## Work instructions
Images are not part of the copy; transcribe all the data exactly.

Dataset entries for page text:
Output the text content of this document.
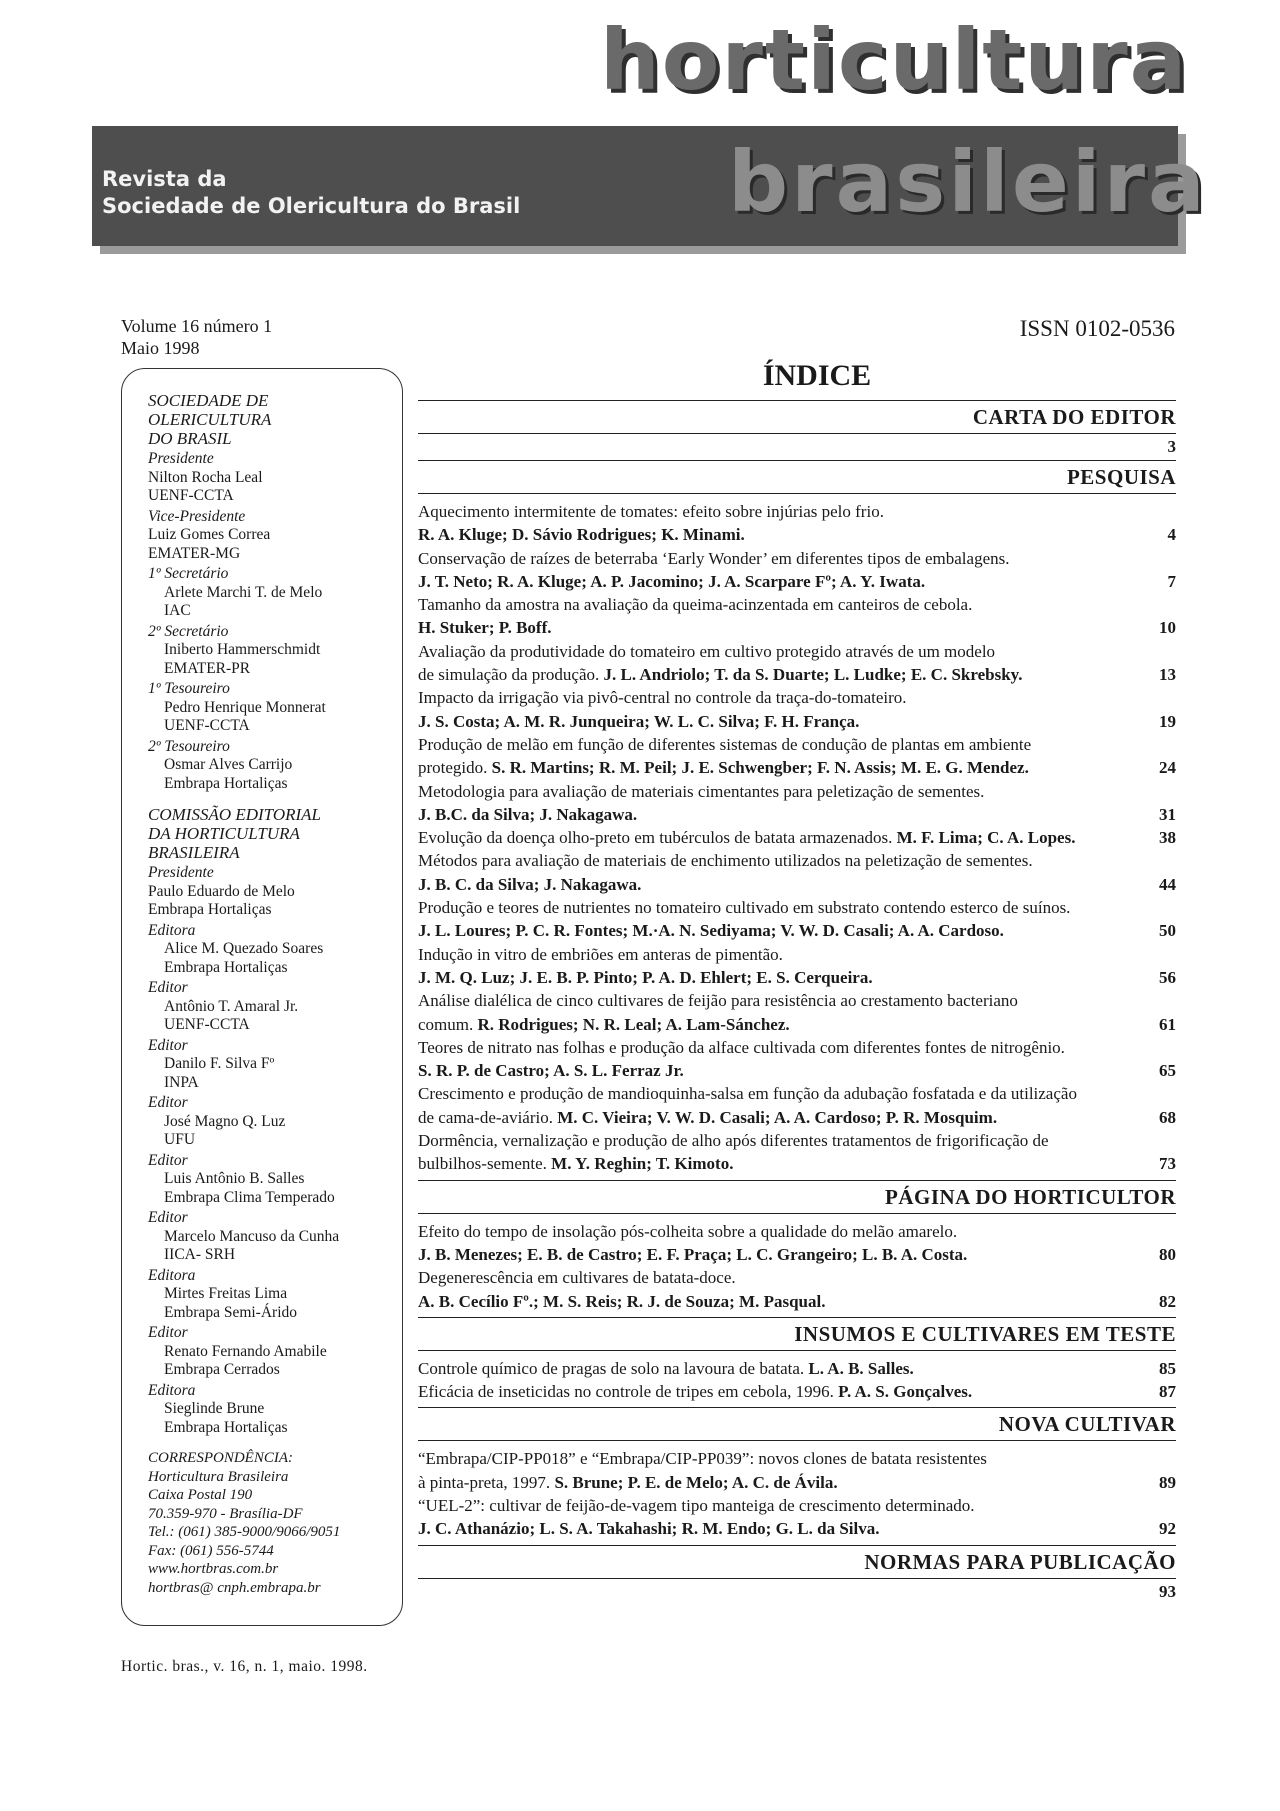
horticultura
Revista da
Sociedade de Olericultura do Brasil brasileira
Volume 16 número 1
Maio 1998
ISSN 0102-0536
SOCIEDADE DE
OLERICULTURA
DO BRASIL
Presidente
Nilton Rocha Leal
UENF-CCTA
Vice-Presidente
Luiz Gomes Correa
EMATER-MG
1º Secretário
Arlete Marchi T. de Melo
IAC
2º Secretário
Iniberto Hammerschmidt
EMATER-PR
1º Tesoureiro
Pedro Henrique Monnerat
UENF-CCTA
2º Tesoureiro
Osmar Alves Carrijo
Embrapa Hortaliças
COMISSÃO EDITORIAL
DA HORTICULTURA
BRASILEIRA
Presidente
Paulo Eduardo de Melo
Embrapa Hortaliças
Editora
Alice M. Quezado Soares
Embrapa Hortaliças
Editor
Antônio T. Amaral Jr.
UENF-CCTA
Editor
Danilo F. Silva Fº
INPA
Editor
José Magno Q. Luz
UFU
Editor
Luis Antônio B. Salles
Embrapa Clima Temperado
Editor
Marcelo Mancuso da Cunha
IICA- SRH
Editora
Mirtes Freitas Lima
Embrapa Semi-Árido
Editor
Renato Fernando Amabile
Embrapa Cerrados
Editora
Sieglinde Brune
Embrapa Hortaliças
CORRESPONDÊNCIA:
Horticultura Brasileira
Caixa Postal 190
70.359-970 - Brasília-DF
Tel.: (061) 385-9000/9066/9051
Fax: (061) 556-5744
www.hortbras.com.br
hortbras@ cnph.embrapa.br
Hortic. bras., v. 16, n. 1, maio. 1998.
ÍNDICE
CARTA DO EDITOR
3
PESQUISA
Aquecimento intermitente de tomates: efeito sobre injúrias pelo frio.
R. A. Kluge; D. Sávio Rodrigues; K. Minami.	4
Conservação de raízes de beterraba ‘Early Wonder’ em diferentes tipos de embalagens.
J. T. Neto; R. A. Kluge; A. P. Jacomino; J. A. Scarpare Fº; A. Y. Iwata.	7
Tamanho da amostra na avaliação da queima-acinzentada em canteiros de cebola.
H. Stuker; P. Boff.	10
Avaliação da produtividade do tomateiro em cultivo protegido através de um modelo
de simulação da produção. J. L. Andriolo; T. da S. Duarte; L. Ludke; E. C. Skrebsky.	13
Impacto da irrigação via pivô-central no controle da traça-do-tomateiro.
J. S. Costa; A. M. R. Junqueira; W. L. C. Silva; F. H. França.	19
Produção de melão em função de diferentes sistemas de condução de plantas em ambiente
protegido. S. R. Martins; R. M. Peil; J. E. Schwengber; F. N. Assis; M. E. G. Mendez.	24
Metodologia para avaliação de materiais cimentantes para peletização de sementes.
J. B.C. da Silva; J. Nakagawa.	31
Evolução da doença olho-preto em tubérculos de batata armazenados. M. F. Lima; C. A. Lopes.	38
Métodos para avaliação de materiais de enchimento utilizados na peletização de sementes.
J. B. C. da Silva; J. Nakagawa.	44
Produção e teores de nutrientes no tomateiro cultivado em substrato contendo esterco de suínos.
J. L. Loures; P. C. R. Fontes; M.·A. N. Sediyama; V. W. D. Casali; A. A. Cardoso.	50
Indução in vitro de embriões em anteras de pimentão.
J. M. Q. Luz; J. E. B. P. Pinto; P. A. D. Ehlert; E. S. Cerqueira.	56
Análise dialélica de cinco cultivares de feijão para resistência ao crestamento bacteriano
comum. R. Rodrigues; N. R. Leal; A. Lam-Sánchez.	61
Teores de nitrato nas folhas e produção da alface cultivada com diferentes fontes de nitrogênio.
S. R. P. de Castro; A. S. L. Ferraz Jr.	65
Crescimento e produção de mandioquinha-salsa em função da adubação fosfatada e da utilização
de cama-de-aviário. M. C. Vieira; V. W. D. Casali; A. A. Cardoso; P. R. Mosquim.	68
Dormência, vernalização e produção de alho após diferentes tratamentos de frigorificação de
bulbilhos-semente. M. Y. Reghin; T. Kimoto.	73
PÁGINA DO HORTICULTOR
Efeito do tempo de insolação pós-colheita sobre a qualidade do melão amarelo.
J. B. Menezes; E. B. de Castro; E. F. Praça; L. C. Grangeiro; L. B. A. Costa.	80
Degenerescência em cultivares de batata-doce.
A. B. Cecílio Fº.; M. S. Reis; R. J. de Souza; M. Pasqual.	82
INSUMOS E CULTIVARES EM TESTE
Controle químico de pragas de solo na lavoura de batata. L. A. B. Salles.	85
Eficácia de inseticidas no controle de tripes em cebola, 1996. P. A. S. Gonçalves.	87
NOVA CULTIVAR
“Embrapa/CIP-PP018” e “Embrapa/CIP-PP039”: novos clones de batata resistentes
à pinta-preta, 1997. S. Brune; P. E. de Melo; A. C. de Ávila.	89
“UEL-2”: cultivar de feijão-de-vagem tipo manteiga de crescimento determinado.
J. C. Athanázio; L. S. A. Takahashi; R. M. Endo; G. L. da Silva.	92
NORMAS PARA PUBLICAÇÃO
93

## Solution below
Output the text content of this document.
horticultura
Revista da
Sociedade de Olericultura do Brasil brasileira
Volume 16 número 1
Maio 1998
ISSN 0102-0536
SOCIEDADE DE
OLERICULTURA
DO BRASIL
Presidente
Nilton Rocha Leal
UENF-CCTA
Vice-Presidente
Luiz Gomes Correa
EMATER-MG
1º Secretário
Arlete Marchi T. de Melo
IAC
2º Secretário
Iniberto Hammerschmidt
EMATER-PR
1º Tesoureiro
Pedro Henrique Monnerat
UENF-CCTA
2º Tesoureiro
Osmar Alves Carrijo
Embrapa Hortaliças
COMISSÃO EDITORIAL
DA HORTICULTURA
BRASILEIRA
Presidente
Paulo Eduardo de Melo
Embrapa Hortaliças
Editora
Alice M. Quezado Soares
Embrapa Hortaliças
Editor
Antônio T. Amaral Jr.
UENF-CCTA
Editor
Danilo F. Silva Fº
INPA
Editor
José Magno Q. Luz
UFU
Editor
Luis Antônio B. Salles
Embrapa Clima Temperado
Editor
Marcelo Mancuso da Cunha
IICA- SRH
Editora
Mirtes Freitas Lima
Embrapa Semi-Árido
Editor
Renato Fernando Amabile
Embrapa Cerrados
Editora
Sieglinde Brune
Embrapa Hortaliças
CORRESPONDÊNCIA:
Horticultura Brasileira
Caixa Postal 190
70.359-970 - Brasília-DF
Tel.: (061) 385-9000/9066/9051
Fax: (061) 556-5744
www.hortbras.com.br
hortbras@ cnph.embrapa.br
Hortic. bras., v. 16, n. 1, maio. 1998.
ÍNDICE
CARTA DO EDITOR
3
PESQUISA
Aquecimento intermitente de tomates: efeito sobre injúrias pelo frio.
R. A. Kluge; D. Sávio Rodrigues; K. Minami.	4
Conservação de raízes de beterraba ‘Early Wonder’ em diferentes tipos de embalagens.
J. T. Neto; R. A. Kluge; A. P. Jacomino; J. A. Scarpare Fº; A. Y. Iwata.	7
Tamanho da amostra na avaliação da queima-acinzentada em canteiros de cebola.
H. Stuker; P. Boff.	10
Avaliação da produtividade do tomateiro em cultivo protegido através de um modelo
de simulação da produção. J. L. Andriolo; T. da S. Duarte; L. Ludke; E. C. Skrebsky.	13
Impacto da irrigação via pivô-central no controle da traça-do-tomateiro.
J. S. Costa; A. M. R. Junqueira; W. L. C. Silva; F. H. França.	19
Produção de melão em função de diferentes sistemas de condução de plantas em ambiente
protegido. S. R. Martins; R. M. Peil; J. E. Schwengber; F. N. Assis; M. E. G. Mendez.	24
Metodologia para avaliação de materiais cimentantes para peletização de sementes.
J. B.C. da Silva; J. Nakagawa.	31
Evolução da doença olho-preto em tubérculos de batata armazenados. M. F. Lima; C. A. Lopes.	38
Métodos para avaliação de materiais de enchimento utilizados na peletização de sementes.
J. B. C. da Silva; J. Nakagawa.	44
Produção e teores de nutrientes no tomateiro cultivado em substrato contendo esterco de suínos.
J. L. Loures; P. C. R. Fontes; M.·A. N. Sediyama; V. W. D. Casali; A. A. Cardoso.	50
Indução in vitro de embriões em anteras de pimentão.
J. M. Q. Luz; J. E. B. P. Pinto; P. A. D. Ehlert; E. S. Cerqueira.	56
Análise dialélica de cinco cultivares de feijão para resistência ao crestamento bacteriano
comum. R. Rodrigues; N. R. Leal; A. Lam-Sánchez.	61
Teores de nitrato nas folhas e produção da alface cultivada com diferentes fontes de nitrogênio.
S. R. P. de Castro; A. S. L. Ferraz Jr.	65
Crescimento e produção de mandioquinha-salsa em função da adubação fosfatada e da utilização
de cama-de-aviário. M. C. Vieira; V. W. D. Casali; A. A. Cardoso; P. R. Mosquim.	68
Dormência, vernalização e produção de alho após diferentes tratamentos de frigorificação de
bulbilhos-semente. M. Y. Reghin; T. Kimoto.	73
PÁGINA DO HORTICULTOR
Efeito do tempo de insolação pós-colheita sobre a qualidade do melão amarelo.
J. B. Menezes; E. B. de Castro; E. F. Praça; L. C. Grangeiro; L. B. A. Costa.	80
Degenerescência em cultivares de batata-doce.
A. B. Cecílio Fº.; M. S. Reis; R. J. de Souza; M. Pasqual.	82
INSUMOS E CULTIVARES EM TESTE
Controle químico de pragas de solo na lavoura de batata. L. A. B. Salles.	85
Eficácia de inseticidas no controle de tripes em cebola, 1996. P. A. S. Gonçalves.	87
NOVA CULTIVAR
“Embrapa/CIP-PP018” e “Embrapa/CIP-PP039”: novos clones de batata resistentes
à pinta-preta, 1997. S. Brune; P. E. de Melo; A. C. de Ávila.	89
“UEL-2”: cultivar de feijão-de-vagem tipo manteiga de crescimento determinado.
J. C. Athanázio; L. S. A. Takahashi; R. M. Endo; G. L. da Silva.	92
NORMAS PARA PUBLICAÇÃO
93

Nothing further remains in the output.